Copy every line from the material below that holds "entreprise".

Data records
______________________________

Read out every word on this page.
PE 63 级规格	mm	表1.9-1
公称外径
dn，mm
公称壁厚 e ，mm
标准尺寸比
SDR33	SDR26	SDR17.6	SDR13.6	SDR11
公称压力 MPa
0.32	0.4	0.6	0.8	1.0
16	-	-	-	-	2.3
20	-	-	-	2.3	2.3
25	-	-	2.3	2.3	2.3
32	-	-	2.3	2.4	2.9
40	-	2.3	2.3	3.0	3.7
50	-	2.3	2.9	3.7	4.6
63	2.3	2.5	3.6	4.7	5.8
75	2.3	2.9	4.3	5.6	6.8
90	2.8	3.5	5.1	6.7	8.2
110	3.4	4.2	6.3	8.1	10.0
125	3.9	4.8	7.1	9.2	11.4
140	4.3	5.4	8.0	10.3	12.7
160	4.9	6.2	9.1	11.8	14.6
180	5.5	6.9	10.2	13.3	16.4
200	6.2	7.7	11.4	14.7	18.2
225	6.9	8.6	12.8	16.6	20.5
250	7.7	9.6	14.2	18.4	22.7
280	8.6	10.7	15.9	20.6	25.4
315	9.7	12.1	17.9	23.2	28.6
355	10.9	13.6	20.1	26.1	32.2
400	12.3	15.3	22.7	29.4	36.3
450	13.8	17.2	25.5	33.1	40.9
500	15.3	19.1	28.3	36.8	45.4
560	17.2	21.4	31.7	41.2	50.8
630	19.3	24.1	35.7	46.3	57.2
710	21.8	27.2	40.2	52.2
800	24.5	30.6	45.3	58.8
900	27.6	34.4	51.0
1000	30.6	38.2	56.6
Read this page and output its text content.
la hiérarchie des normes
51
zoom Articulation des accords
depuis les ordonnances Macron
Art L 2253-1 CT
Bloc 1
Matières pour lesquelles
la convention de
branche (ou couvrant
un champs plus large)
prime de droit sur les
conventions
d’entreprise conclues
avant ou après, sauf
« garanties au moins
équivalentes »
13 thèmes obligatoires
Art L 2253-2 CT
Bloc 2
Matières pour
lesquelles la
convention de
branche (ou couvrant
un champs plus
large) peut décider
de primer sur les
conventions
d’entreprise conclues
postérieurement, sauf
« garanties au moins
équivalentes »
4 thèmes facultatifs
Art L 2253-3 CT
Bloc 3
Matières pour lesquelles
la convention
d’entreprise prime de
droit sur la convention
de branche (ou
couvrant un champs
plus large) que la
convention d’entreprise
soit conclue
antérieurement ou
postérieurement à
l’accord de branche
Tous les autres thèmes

______________________________

Finished exercise ->
d’entreprise conclues
d’entreprise conclues
d’entreprise prime de
convention d’entreprise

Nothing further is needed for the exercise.